What the task asks → Find each line containing the string "true". Copy it.

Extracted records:
-*-
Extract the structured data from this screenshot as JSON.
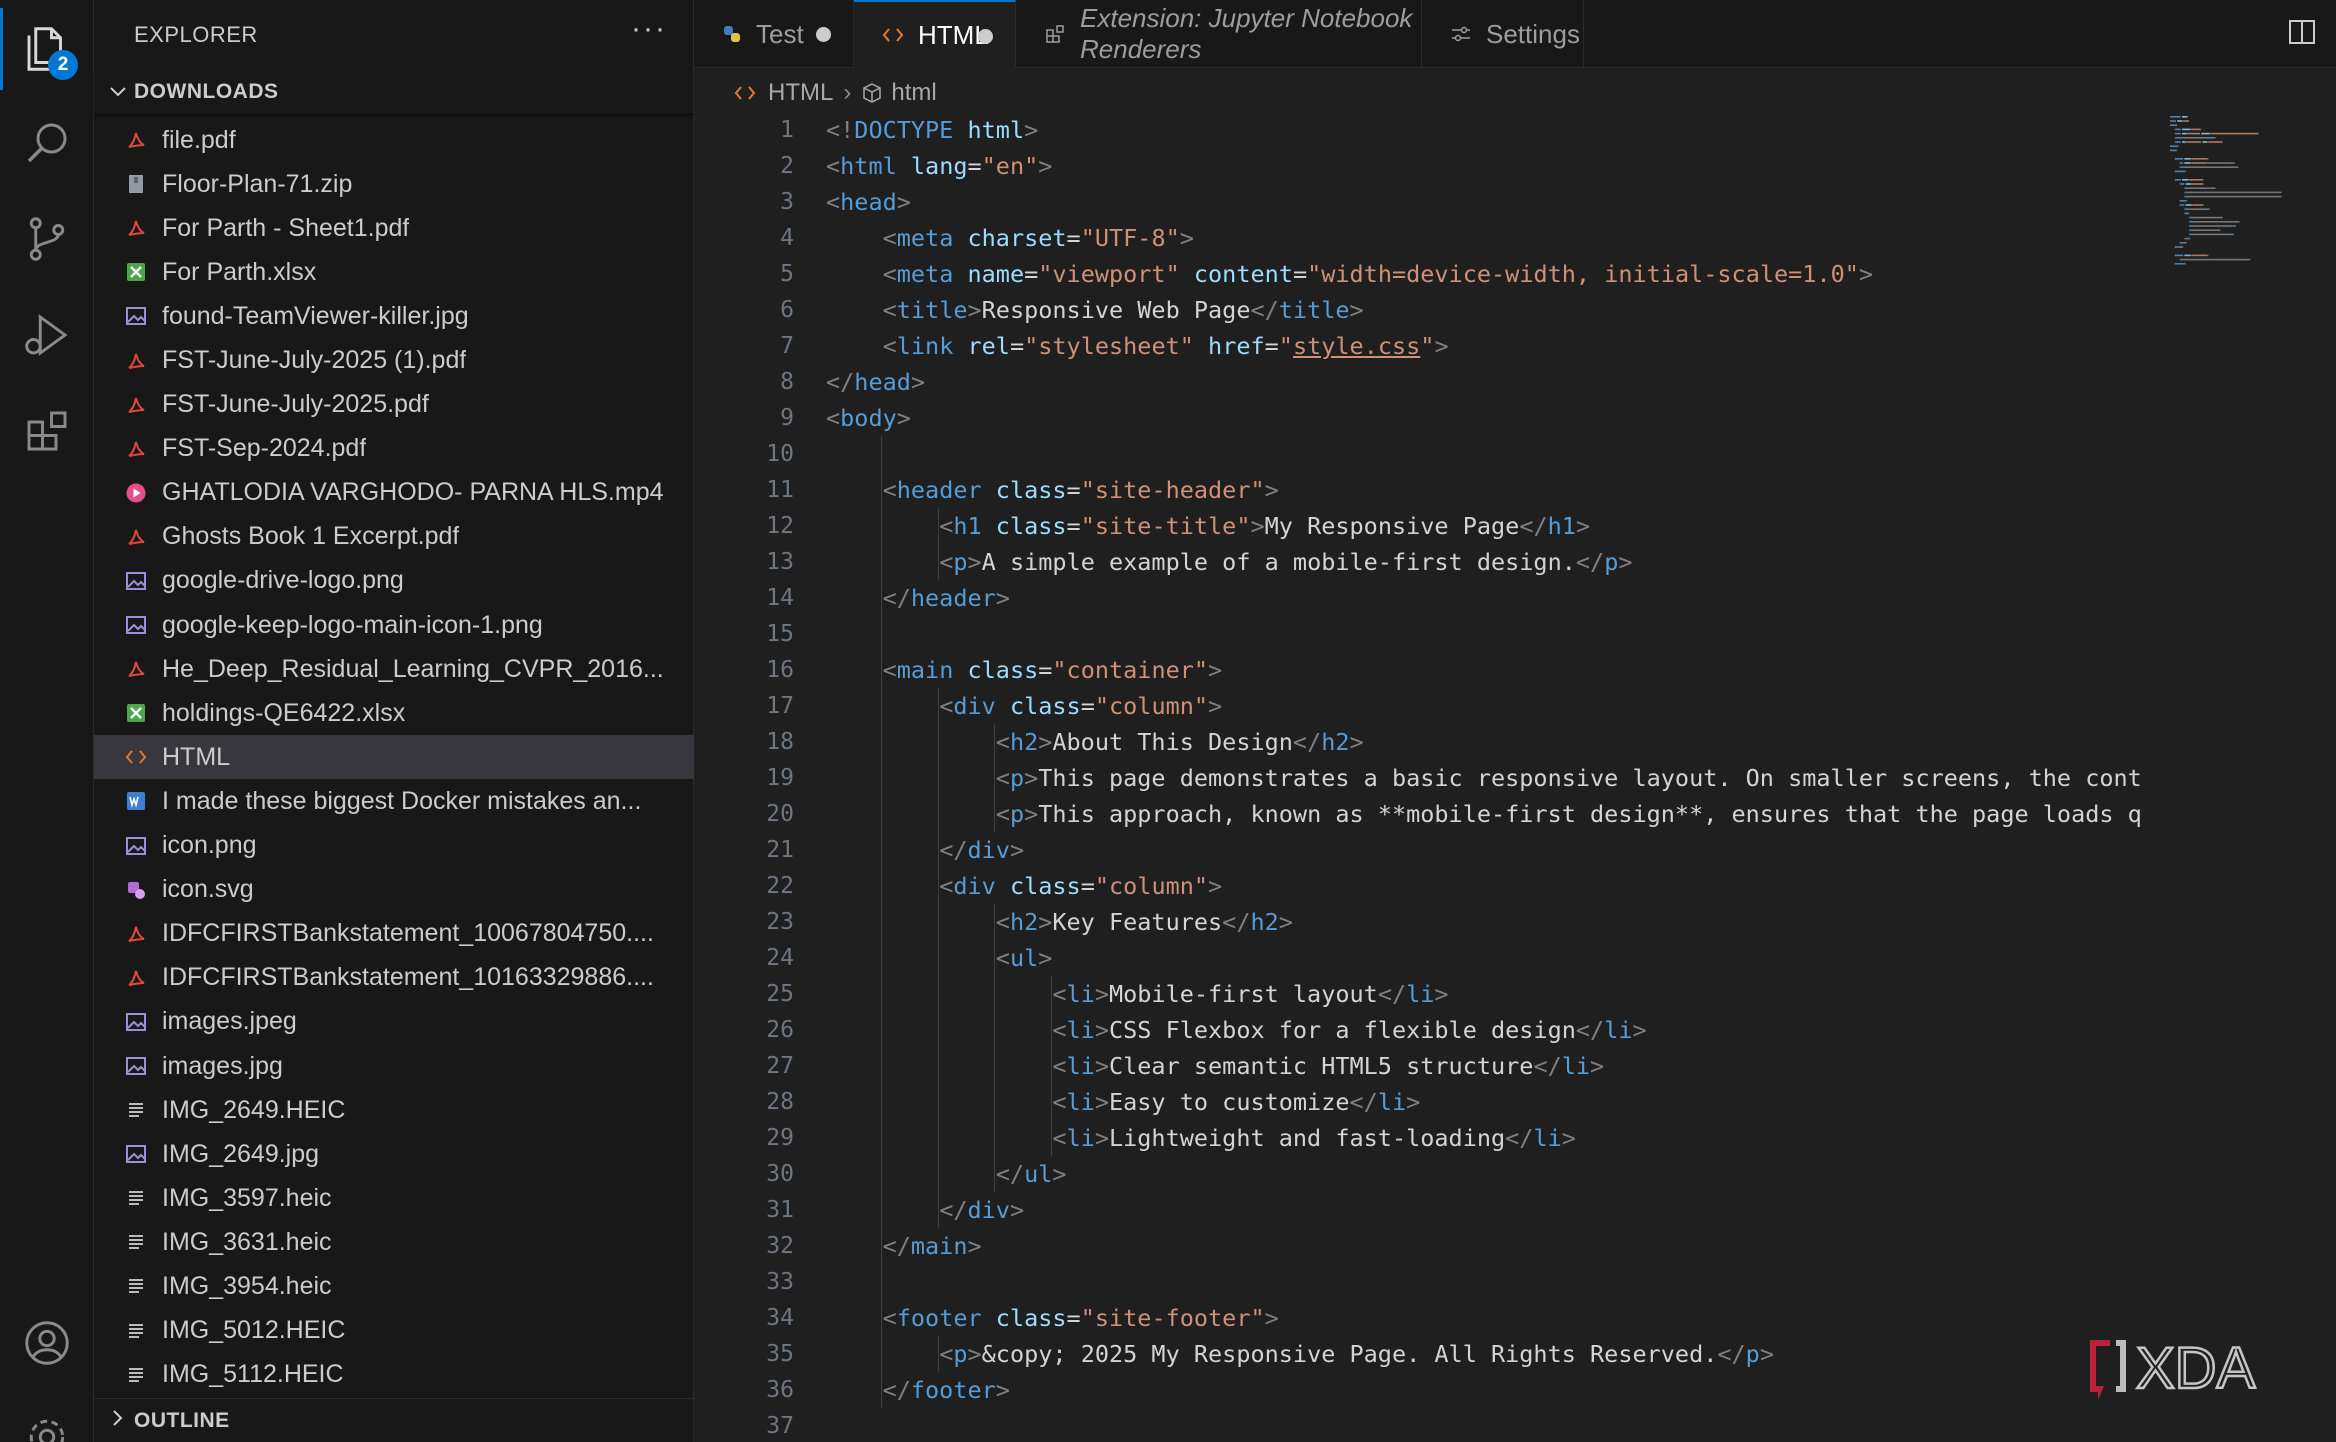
{
  "explorer": {
    "title": "EXPLORER",
    "more": "···",
    "section": "DOWNLOADS",
    "outline": "OUTLINE",
    "files": [
      {
        "name": "file.pdf",
        "icon": "pdf"
      },
      {
        "name": "Floor-Plan-71.zip",
        "icon": "zip"
      },
      {
        "name": "For Parth - Sheet1.pdf",
        "icon": "pdf"
      },
      {
        "name": "For Parth.xlsx",
        "icon": "excel"
      },
      {
        "name": "found-TeamViewer-killer.jpg",
        "icon": "image"
      },
      {
        "name": "FST-June-July-2025 (1).pdf",
        "icon": "pdf"
      },
      {
        "name": "FST-June-July-2025.pdf",
        "icon": "pdf"
      },
      {
        "name": "FST-Sep-2024.pdf",
        "icon": "pdf"
      },
      {
        "name": "GHATLODIA VARGHODO- PARNA HLS.mp4",
        "icon": "video"
      },
      {
        "name": "Ghosts Book 1 Excerpt.pdf",
        "icon": "pdf"
      },
      {
        "name": "google-drive-logo.png",
        "icon": "image"
      },
      {
        "name": "google-keep-logo-main-icon-1.png",
        "icon": "image"
      },
      {
        "name": "He_Deep_Residual_Learning_CVPR_2016...",
        "icon": "pdf"
      },
      {
        "name": "holdings-QE6422.xlsx",
        "icon": "excel"
      },
      {
        "name": "HTML",
        "icon": "html",
        "selected": true
      },
      {
        "name": "I made these biggest Docker mistakes an...",
        "icon": "word"
      },
      {
        "name": "icon.png",
        "icon": "image"
      },
      {
        "name": "icon.svg",
        "icon": "svg"
      },
      {
        "name": "IDFCFIRSTBankstatement_10067804750....",
        "icon": "pdf"
      },
      {
        "name": "IDFCFIRSTBankstatement_10163329886....",
        "icon": "pdf"
      },
      {
        "name": "images.jpeg",
        "icon": "image"
      },
      {
        "name": "images.jpg",
        "icon": "image"
      },
      {
        "name": "IMG_2649.HEIC",
        "icon": "lines"
      },
      {
        "name": "IMG_2649.jpg",
        "icon": "image"
      },
      {
        "name": "IMG_3597.heic",
        "icon": "lines"
      },
      {
        "name": "IMG_3631.heic",
        "icon": "lines"
      },
      {
        "name": "IMG_3954.heic",
        "icon": "lines"
      },
      {
        "name": "IMG_5012.HEIC",
        "icon": "lines"
      },
      {
        "name": "IMG_5112.HEIC",
        "icon": "lines"
      }
    ]
  },
  "activity": {
    "explorer_badge": "2"
  },
  "tabs": [
    {
      "label": "Test",
      "icon": "python-icon",
      "dirty": true,
      "active": false
    },
    {
      "label": "HTML",
      "icon": "html-icon",
      "dirty": true,
      "active": true
    },
    {
      "label": "Extension: Jupyter Notebook Renderers",
      "icon": "extension-icon",
      "italic": true
    },
    {
      "label": "Settings",
      "icon": "settings-sliders-icon"
    }
  ],
  "breadcrumb": {
    "file": "HTML",
    "separator": "›",
    "symbol": "html"
  },
  "code_lines": [
    [
      [
        "b",
        "<!"
      ],
      [
        "t",
        "DOCTYPE"
      ],
      [
        "x",
        " "
      ],
      [
        "a",
        "html"
      ],
      [
        "b",
        ">"
      ]
    ],
    [
      [
        "b",
        "<"
      ],
      [
        "t",
        "html"
      ],
      [
        "x",
        " "
      ],
      [
        "a",
        "lang"
      ],
      [
        "x",
        "="
      ],
      [
        "s",
        "\"en\""
      ],
      [
        "b",
        ">"
      ]
    ],
    [
      [
        "b",
        "<"
      ],
      [
        "t",
        "head"
      ],
      [
        "b",
        ">"
      ]
    ],
    [
      [
        "x",
        "    "
      ],
      [
        "b",
        "<"
      ],
      [
        "t",
        "meta"
      ],
      [
        "x",
        " "
      ],
      [
        "a",
        "charset"
      ],
      [
        "x",
        "="
      ],
      [
        "s",
        "\"UTF-8\""
      ],
      [
        "b",
        ">"
      ]
    ],
    [
      [
        "x",
        "    "
      ],
      [
        "b",
        "<"
      ],
      [
        "t",
        "meta"
      ],
      [
        "x",
        " "
      ],
      [
        "a",
        "name"
      ],
      [
        "x",
        "="
      ],
      [
        "s",
        "\"viewport\""
      ],
      [
        "x",
        " "
      ],
      [
        "a",
        "content"
      ],
      [
        "x",
        "="
      ],
      [
        "s",
        "\"width=device-width, initial-scale=1.0\""
      ],
      [
        "b",
        ">"
      ]
    ],
    [
      [
        "x",
        "    "
      ],
      [
        "b",
        "<"
      ],
      [
        "t",
        "title"
      ],
      [
        "b",
        ">"
      ],
      [
        "x",
        "Responsive Web Page"
      ],
      [
        "b",
        "</"
      ],
      [
        "t",
        "title"
      ],
      [
        "b",
        ">"
      ]
    ],
    [
      [
        "x",
        "    "
      ],
      [
        "b",
        "<"
      ],
      [
        "t",
        "link"
      ],
      [
        "x",
        " "
      ],
      [
        "a",
        "rel"
      ],
      [
        "x",
        "="
      ],
      [
        "s",
        "\"stylesheet\""
      ],
      [
        "x",
        " "
      ],
      [
        "a",
        "href"
      ],
      [
        "x",
        "="
      ],
      [
        "s",
        "\""
      ],
      [
        "u",
        "style.css"
      ],
      [
        "s",
        "\""
      ],
      [
        "b",
        ">"
      ]
    ],
    [
      [
        "b",
        "</"
      ],
      [
        "t",
        "head"
      ],
      [
        "b",
        ">"
      ]
    ],
    [
      [
        "b",
        "<"
      ],
      [
        "t",
        "body"
      ],
      [
        "b",
        ">"
      ]
    ],
    [],
    [
      [
        "x",
        "    "
      ],
      [
        "b",
        "<"
      ],
      [
        "t",
        "header"
      ],
      [
        "x",
        " "
      ],
      [
        "a",
        "class"
      ],
      [
        "x",
        "="
      ],
      [
        "s",
        "\"site-header\""
      ],
      [
        "b",
        ">"
      ]
    ],
    [
      [
        "x",
        "        "
      ],
      [
        "b",
        "<"
      ],
      [
        "t",
        "h1"
      ],
      [
        "x",
        " "
      ],
      [
        "a",
        "class"
      ],
      [
        "x",
        "="
      ],
      [
        "s",
        "\"site-title\""
      ],
      [
        "b",
        ">"
      ],
      [
        "x",
        "My Responsive Page"
      ],
      [
        "b",
        "</"
      ],
      [
        "t",
        "h1"
      ],
      [
        "b",
        ">"
      ]
    ],
    [
      [
        "x",
        "        "
      ],
      [
        "b",
        "<"
      ],
      [
        "t",
        "p"
      ],
      [
        "b",
        ">"
      ],
      [
        "x",
        "A simple example of a mobile-first design."
      ],
      [
        "b",
        "</"
      ],
      [
        "t",
        "p"
      ],
      [
        "b",
        ">"
      ]
    ],
    [
      [
        "x",
        "    "
      ],
      [
        "b",
        "</"
      ],
      [
        "t",
        "header"
      ],
      [
        "b",
        ">"
      ]
    ],
    [],
    [
      [
        "x",
        "    "
      ],
      [
        "b",
        "<"
      ],
      [
        "t",
        "main"
      ],
      [
        "x",
        " "
      ],
      [
        "a",
        "class"
      ],
      [
        "x",
        "="
      ],
      [
        "s",
        "\"container\""
      ],
      [
        "b",
        ">"
      ]
    ],
    [
      [
        "x",
        "        "
      ],
      [
        "b",
        "<"
      ],
      [
        "t",
        "div"
      ],
      [
        "x",
        " "
      ],
      [
        "a",
        "class"
      ],
      [
        "x",
        "="
      ],
      [
        "s",
        "\"column\""
      ],
      [
        "b",
        ">"
      ]
    ],
    [
      [
        "x",
        "            "
      ],
      [
        "b",
        "<"
      ],
      [
        "t",
        "h2"
      ],
      [
        "b",
        ">"
      ],
      [
        "x",
        "About This Design"
      ],
      [
        "b",
        "</"
      ],
      [
        "t",
        "h2"
      ],
      [
        "b",
        ">"
      ]
    ],
    [
      [
        "x",
        "            "
      ],
      [
        "b",
        "<"
      ],
      [
        "t",
        "p"
      ],
      [
        "b",
        ">"
      ],
      [
        "x",
        "This page demonstrates a basic responsive layout. On smaller screens, the cont"
      ]
    ],
    [
      [
        "x",
        "            "
      ],
      [
        "b",
        "<"
      ],
      [
        "t",
        "p"
      ],
      [
        "b",
        ">"
      ],
      [
        "x",
        "This approach, known as **mobile-first design**, ensures that the page loads q"
      ]
    ],
    [
      [
        "x",
        "        "
      ],
      [
        "b",
        "</"
      ],
      [
        "t",
        "div"
      ],
      [
        "b",
        ">"
      ]
    ],
    [
      [
        "x",
        "        "
      ],
      [
        "b",
        "<"
      ],
      [
        "t",
        "div"
      ],
      [
        "x",
        " "
      ],
      [
        "a",
        "class"
      ],
      [
        "x",
        "="
      ],
      [
        "s",
        "\"column\""
      ],
      [
        "b",
        ">"
      ]
    ],
    [
      [
        "x",
        "            "
      ],
      [
        "b",
        "<"
      ],
      [
        "t",
        "h2"
      ],
      [
        "b",
        ">"
      ],
      [
        "x",
        "Key Features"
      ],
      [
        "b",
        "</"
      ],
      [
        "t",
        "h2"
      ],
      [
        "b",
        ">"
      ]
    ],
    [
      [
        "x",
        "            "
      ],
      [
        "b",
        "<"
      ],
      [
        "t",
        "ul"
      ],
      [
        "b",
        ">"
      ]
    ],
    [
      [
        "x",
        "                "
      ],
      [
        "b",
        "<"
      ],
      [
        "t",
        "li"
      ],
      [
        "b",
        ">"
      ],
      [
        "x",
        "Mobile-first layout"
      ],
      [
        "b",
        "</"
      ],
      [
        "t",
        "li"
      ],
      [
        "b",
        ">"
      ]
    ],
    [
      [
        "x",
        "                "
      ],
      [
        "b",
        "<"
      ],
      [
        "t",
        "li"
      ],
      [
        "b",
        ">"
      ],
      [
        "x",
        "CSS Flexbox for a flexible design"
      ],
      [
        "b",
        "</"
      ],
      [
        "t",
        "li"
      ],
      [
        "b",
        ">"
      ]
    ],
    [
      [
        "x",
        "                "
      ],
      [
        "b",
        "<"
      ],
      [
        "t",
        "li"
      ],
      [
        "b",
        ">"
      ],
      [
        "x",
        "Clear semantic HTML5 structure"
      ],
      [
        "b",
        "</"
      ],
      [
        "t",
        "li"
      ],
      [
        "b",
        ">"
      ]
    ],
    [
      [
        "x",
        "                "
      ],
      [
        "b",
        "<"
      ],
      [
        "t",
        "li"
      ],
      [
        "b",
        ">"
      ],
      [
        "x",
        "Easy to customize"
      ],
      [
        "b",
        "</"
      ],
      [
        "t",
        "li"
      ],
      [
        "b",
        ">"
      ]
    ],
    [
      [
        "x",
        "                "
      ],
      [
        "b",
        "<"
      ],
      [
        "t",
        "li"
      ],
      [
        "b",
        ">"
      ],
      [
        "x",
        "Lightweight and fast-loading"
      ],
      [
        "b",
        "</"
      ],
      [
        "t",
        "li"
      ],
      [
        "b",
        ">"
      ]
    ],
    [
      [
        "x",
        "            "
      ],
      [
        "b",
        "</"
      ],
      [
        "t",
        "ul"
      ],
      [
        "b",
        ">"
      ]
    ],
    [
      [
        "x",
        "        "
      ],
      [
        "b",
        "</"
      ],
      [
        "t",
        "div"
      ],
      [
        "b",
        ">"
      ]
    ],
    [
      [
        "x",
        "    "
      ],
      [
        "b",
        "</"
      ],
      [
        "t",
        "main"
      ],
      [
        "b",
        ">"
      ]
    ],
    [],
    [
      [
        "x",
        "    "
      ],
      [
        "b",
        "<"
      ],
      [
        "t",
        "footer"
      ],
      [
        "x",
        " "
      ],
      [
        "a",
        "class"
      ],
      [
        "x",
        "="
      ],
      [
        "s",
        "\"site-footer\""
      ],
      [
        "b",
        ">"
      ]
    ],
    [
      [
        "x",
        "        "
      ],
      [
        "b",
        "<"
      ],
      [
        "t",
        "p"
      ],
      [
        "b",
        ">"
      ],
      [
        "x",
        "&copy; 2025 My Responsive Page. All Rights Reserved."
      ],
      [
        "b",
        "</"
      ],
      [
        "t",
        "p"
      ],
      [
        "b",
        ">"
      ]
    ],
    [
      [
        "x",
        "    "
      ],
      [
        "b",
        "</"
      ],
      [
        "t",
        "footer"
      ],
      [
        "b",
        ">"
      ]
    ],
    []
  ],
  "watermark": {
    "text": "XDA"
  },
  "colors": {
    "accent": "#0078d4",
    "tag": "#569cd6",
    "attr": "#9cdcfe",
    "string": "#ce9178",
    "pdf": "#e2473b",
    "excel": "#4ea54a",
    "image": "#9c8fd8",
    "video": "#e6508a",
    "html": "#e37933",
    "word": "#3c7fd3"
  }
}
-*-
Exercise response →
        "selected": true
      "dirty": true,
      "dirty": true,
      "active": true
      "italic": true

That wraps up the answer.